- Problem to solve -
Copy every line of the data exactly, leaving nothing out.
□ □ □ □
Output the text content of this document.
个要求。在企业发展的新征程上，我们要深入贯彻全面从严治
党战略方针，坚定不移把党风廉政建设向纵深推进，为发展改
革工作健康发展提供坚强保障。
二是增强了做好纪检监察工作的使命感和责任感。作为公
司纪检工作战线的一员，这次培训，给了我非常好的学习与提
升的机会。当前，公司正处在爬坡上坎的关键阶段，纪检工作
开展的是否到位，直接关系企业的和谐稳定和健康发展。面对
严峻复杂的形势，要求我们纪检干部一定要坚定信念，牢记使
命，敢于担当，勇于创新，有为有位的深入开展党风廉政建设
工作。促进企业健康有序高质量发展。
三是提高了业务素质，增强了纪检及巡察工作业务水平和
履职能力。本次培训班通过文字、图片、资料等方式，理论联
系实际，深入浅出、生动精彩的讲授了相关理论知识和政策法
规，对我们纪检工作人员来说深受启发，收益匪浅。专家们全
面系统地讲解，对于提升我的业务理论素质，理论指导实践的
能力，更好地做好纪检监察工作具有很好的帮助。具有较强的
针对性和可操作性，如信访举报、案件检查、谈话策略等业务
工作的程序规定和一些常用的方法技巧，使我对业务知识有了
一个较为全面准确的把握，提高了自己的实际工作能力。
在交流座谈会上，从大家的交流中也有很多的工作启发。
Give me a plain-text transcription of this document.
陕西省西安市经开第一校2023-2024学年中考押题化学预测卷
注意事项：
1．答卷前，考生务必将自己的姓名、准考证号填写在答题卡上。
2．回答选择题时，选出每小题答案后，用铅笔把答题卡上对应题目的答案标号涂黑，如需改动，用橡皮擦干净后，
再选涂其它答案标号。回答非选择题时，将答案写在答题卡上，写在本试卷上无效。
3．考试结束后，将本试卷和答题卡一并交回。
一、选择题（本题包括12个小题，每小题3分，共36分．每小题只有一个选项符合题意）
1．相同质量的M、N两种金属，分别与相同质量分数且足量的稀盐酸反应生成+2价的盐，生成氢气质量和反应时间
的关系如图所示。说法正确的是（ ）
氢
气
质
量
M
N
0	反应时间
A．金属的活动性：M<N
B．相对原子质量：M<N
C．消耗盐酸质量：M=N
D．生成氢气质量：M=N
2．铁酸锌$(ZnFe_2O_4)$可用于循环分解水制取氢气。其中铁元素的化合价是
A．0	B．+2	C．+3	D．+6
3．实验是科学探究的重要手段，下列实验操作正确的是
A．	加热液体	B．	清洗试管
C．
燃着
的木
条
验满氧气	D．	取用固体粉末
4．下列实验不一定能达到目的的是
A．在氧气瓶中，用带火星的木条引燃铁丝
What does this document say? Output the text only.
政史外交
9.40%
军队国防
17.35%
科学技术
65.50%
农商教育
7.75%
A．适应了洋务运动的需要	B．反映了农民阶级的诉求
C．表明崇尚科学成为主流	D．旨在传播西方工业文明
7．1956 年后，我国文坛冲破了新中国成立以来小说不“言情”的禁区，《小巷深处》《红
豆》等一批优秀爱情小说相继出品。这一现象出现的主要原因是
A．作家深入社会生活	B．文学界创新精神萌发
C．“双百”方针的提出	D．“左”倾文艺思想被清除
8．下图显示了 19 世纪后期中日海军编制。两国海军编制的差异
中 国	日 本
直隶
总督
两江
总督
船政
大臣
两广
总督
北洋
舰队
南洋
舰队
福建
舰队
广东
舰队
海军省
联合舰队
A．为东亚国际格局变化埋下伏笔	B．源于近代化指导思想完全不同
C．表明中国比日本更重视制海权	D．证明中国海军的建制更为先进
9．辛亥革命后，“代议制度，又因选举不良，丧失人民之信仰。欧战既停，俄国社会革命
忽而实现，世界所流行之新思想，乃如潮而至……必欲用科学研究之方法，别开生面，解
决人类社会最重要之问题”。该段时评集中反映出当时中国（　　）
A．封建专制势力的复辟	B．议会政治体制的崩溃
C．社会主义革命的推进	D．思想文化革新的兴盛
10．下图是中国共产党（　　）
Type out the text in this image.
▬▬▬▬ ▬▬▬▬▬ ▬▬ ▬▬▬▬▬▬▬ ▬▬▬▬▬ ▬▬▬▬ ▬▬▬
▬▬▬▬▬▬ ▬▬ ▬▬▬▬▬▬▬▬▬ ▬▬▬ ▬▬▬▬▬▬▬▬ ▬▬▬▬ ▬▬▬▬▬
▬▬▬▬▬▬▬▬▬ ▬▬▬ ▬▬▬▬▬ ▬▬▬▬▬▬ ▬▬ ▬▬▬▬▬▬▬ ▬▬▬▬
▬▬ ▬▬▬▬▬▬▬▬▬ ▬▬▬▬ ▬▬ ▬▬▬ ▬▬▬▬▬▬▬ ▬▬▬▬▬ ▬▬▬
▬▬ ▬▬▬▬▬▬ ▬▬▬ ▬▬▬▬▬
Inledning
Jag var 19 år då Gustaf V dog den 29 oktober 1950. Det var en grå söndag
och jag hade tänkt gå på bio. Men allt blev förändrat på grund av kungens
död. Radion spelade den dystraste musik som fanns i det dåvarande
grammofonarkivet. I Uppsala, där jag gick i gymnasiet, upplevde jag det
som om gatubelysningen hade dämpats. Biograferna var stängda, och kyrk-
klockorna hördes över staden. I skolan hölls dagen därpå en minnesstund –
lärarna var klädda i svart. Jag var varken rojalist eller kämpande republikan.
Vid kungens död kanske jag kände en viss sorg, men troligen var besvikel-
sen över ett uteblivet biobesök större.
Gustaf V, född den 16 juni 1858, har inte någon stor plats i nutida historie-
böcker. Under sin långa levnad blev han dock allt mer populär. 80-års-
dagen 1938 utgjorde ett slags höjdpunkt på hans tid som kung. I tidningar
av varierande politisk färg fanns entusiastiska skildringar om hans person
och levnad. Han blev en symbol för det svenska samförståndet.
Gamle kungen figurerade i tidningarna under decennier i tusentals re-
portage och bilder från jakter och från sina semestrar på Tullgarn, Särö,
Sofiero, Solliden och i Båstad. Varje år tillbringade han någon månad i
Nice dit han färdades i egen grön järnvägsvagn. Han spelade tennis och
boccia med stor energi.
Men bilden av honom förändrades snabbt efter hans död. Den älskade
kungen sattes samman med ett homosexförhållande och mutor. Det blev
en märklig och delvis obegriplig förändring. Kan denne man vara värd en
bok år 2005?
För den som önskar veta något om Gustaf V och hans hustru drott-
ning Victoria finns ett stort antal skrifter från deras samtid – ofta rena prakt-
□ □ □ □
- Exercise result -
Output the text content of this document.
个要求。在企业发展的新征程上，我们要深入贯彻全面从严治
党战略方针，坚定不移把党风廉政建设向纵深推进，为发展改
革工作健康发展提供坚强保障。
二是增强了做好纪检监察工作的使命感和责任感。作为公
司纪检工作战线的一员，这次培训，给了我非常好的学习与提
升的机会。当前，公司正处在爬坡上坎的关键阶段，纪检工作
开展的是否到位，直接关系企业的和谐稳定和健康发展。面对
严峻复杂的形势，要求我们纪检干部一定要坚定信念，牢记使
命，敢于担当，勇于创新，有为有位的深入开展党风廉政建设
工作。促进企业健康有序高质量发展。
三是提高了业务素质，增强了纪检及巡察工作业务水平和
履职能力。本次培训班通过文字、图片、资料等方式，理论联
系实际，深入浅出、生动精彩的讲授了相关理论知识和政策法
规，对我们纪检工作人员来说深受启发，收益匪浅。专家们全
面系统地讲解，对于提升我的业务理论素质，理论指导实践的
能力，更好地做好纪检监察工作具有很好的帮助。具有较强的
针对性和可操作性，如信访举报、案件检查、谈话策略等业务
工作的程序规定和一些常用的方法技巧，使我对业务知识有了
一个较为全面准确的把握，提高了自己的实际工作能力。
在交流座谈会上，从大家的交流中也有很多的工作启发。
Give me a plain-text transcription of this document.
陕西省西安市经开第一校2023-2024学年中考押题化学预测卷
注意事项：
1．答卷前，考生务必将自己的姓名、准考证号填写在答题卡上。
2．回答选择题时，选出每小题答案后，用铅笔把答题卡上对应题目的答案标号涂黑，如需改动，用橡皮擦干净后，
再选涂其它答案标号。回答非选择题时，将答案写在答题卡上，写在本试卷上无效。
3．考试结束后，将本试卷和答题卡一并交回。
一、选择题（本题包括12个小题，每小题3分，共36分．每小题只有一个选项符合题意）
1．相同质量的M、N两种金属，分别与相同质量分数且足量的稀盐酸反应生成+2价的盐，生成氢气质量和反应时间
的关系如图所示。说法正确的是（ ）
氢
气
质
量
M
N
0	反应时间
A．金属的活动性：M<N
B．相对原子质量：M<N
C．消耗盐酸质量：M=N
D．生成氢气质量：M=N
2．铁酸锌$(ZnFe_2O_4)$可用于循环分解水制取氢气。其中铁元素的化合价是
A．0	B．+2	C．+3	D．+6
3．实验是科学探究的重要手段，下列实验操作正确的是
A．	加热液体	B．	清洗试管
C．
燃着
的木
条
验满氧气	D．	取用固体粉末
4．下列实验不一定能达到目的的是
A．在氧气瓶中，用带火星的木条引燃铁丝
What does this document say? Output the text only.
政史外交
9.40%
军队国防
17.35%
科学技术
65.50%
农商教育
7.75%
A．适应了洋务运动的需要	B．反映了农民阶级的诉求
C．表明崇尚科学成为主流	D．旨在传播西方工业文明
7．1956 年后，我国文坛冲破了新中国成立以来小说不“言情”的禁区，《小巷深处》《红
豆》等一批优秀爱情小说相继出品。这一现象出现的主要原因是
A．作家深入社会生活	B．文学界创新精神萌发
C．“双百”方针的提出	D．“左”倾文艺思想被清除
8．下图显示了 19 世纪后期中日海军编制。两国海军编制的差异
中 国	日 本
直隶
总督
两江
总督
船政
大臣
两广
总督
北洋
舰队
南洋
舰队
福建
舰队
广东
舰队
海军省
联合舰队
A．为东亚国际格局变化埋下伏笔	B．源于近代化指导思想完全不同
C．表明中国比日本更重视制海权	D．证明中国海军的建制更为先进
9．辛亥革命后，“代议制度，又因选举不良，丧失人民之信仰。欧战既停，俄国社会革命
忽而实现，世界所流行之新思想，乃如潮而至……必欲用科学研究之方法，别开生面，解
决人类社会最重要之问题”。该段时评集中反映出当时中国（　　）
A．封建专制势力的复辟	B．议会政治体制的崩溃
C．社会主义革命的推进	D．思想文化革新的兴盛
10．下图是中国共产党（　　）
Type out the text in this image.
▬▬▬▬ ▬▬▬▬▬ ▬▬ ▬▬▬▬▬▬▬ ▬▬▬▬▬ ▬▬▬▬ ▬▬▬
▬▬▬▬▬▬ ▬▬ ▬▬▬▬▬▬▬▬▬ ▬▬▬ ▬▬▬▬▬▬▬▬ ▬▬▬▬ ▬▬▬▬▬
▬▬▬▬▬▬▬▬▬ ▬▬▬ ▬▬▬▬▬ ▬▬▬▬▬▬ ▬▬ ▬▬▬▬▬▬▬ ▬▬▬▬
▬▬ ▬▬▬▬▬▬▬▬▬ ▬▬▬▬ ▬▬ ▬▬▬ ▬▬▬▬▬▬▬ ▬▬▬▬▬ ▬▬▬
▬▬ ▬▬▬▬▬▬ ▬▬▬ ▬▬▬▬▬
Inledning
Jag var 19 år då Gustaf V dog den 29 oktober 1950. Det var en grå söndag
och jag hade tänkt gå på bio. Men allt blev förändrat på grund av kungens
död. Radion spelade den dystraste musik som fanns i det dåvarande
grammofonarkivet. I Uppsala, där jag gick i gymnasiet, upplevde jag det
som om gatubelysningen hade dämpats. Biograferna var stängda, och kyrk-
klockorna hördes över staden. I skolan hölls dagen därpå en minnesstund –
lärarna var klädda i svart. Jag var varken rojalist eller kämpande republikan.
Vid kungens död kanske jag kände en viss sorg, men troligen var besvikel-
sen över ett uteblivet biobesök större.
Gustaf V, född den 16 juni 1858, har inte någon stor plats i nutida historie-
böcker. Under sin långa levnad blev han dock allt mer populär. 80-års-
dagen 1938 utgjorde ett slags höjdpunkt på hans tid som kung. I tidningar
av varierande politisk färg fanns entusiastiska skildringar om hans person
och levnad. Han blev en symbol för det svenska samförståndet.
Gamle kungen figurerade i tidningarna under decennier i tusentals re-
portage och bilder från jakter och från sina semestrar på Tullgarn, Särö,
Sofiero, Solliden och i Båstad. Varje år tillbringade han någon månad i
Nice dit han färdades i egen grön järnvägsvagn. Han spelade tennis och
boccia med stor energi.
Men bilden av honom förändrades snabbt efter hans död. Den älskade
kungen sattes samman med ett homosexförhållande och mutor. Det blev
en märklig och delvis obegriplig förändring. Kan denne man vara värd en
bok år 2005?
För den som önskar veta något om Gustaf V och hans hustru drott-
ning Victoria finns ett stort antal skrifter från deras samtid – ofta rena prakt-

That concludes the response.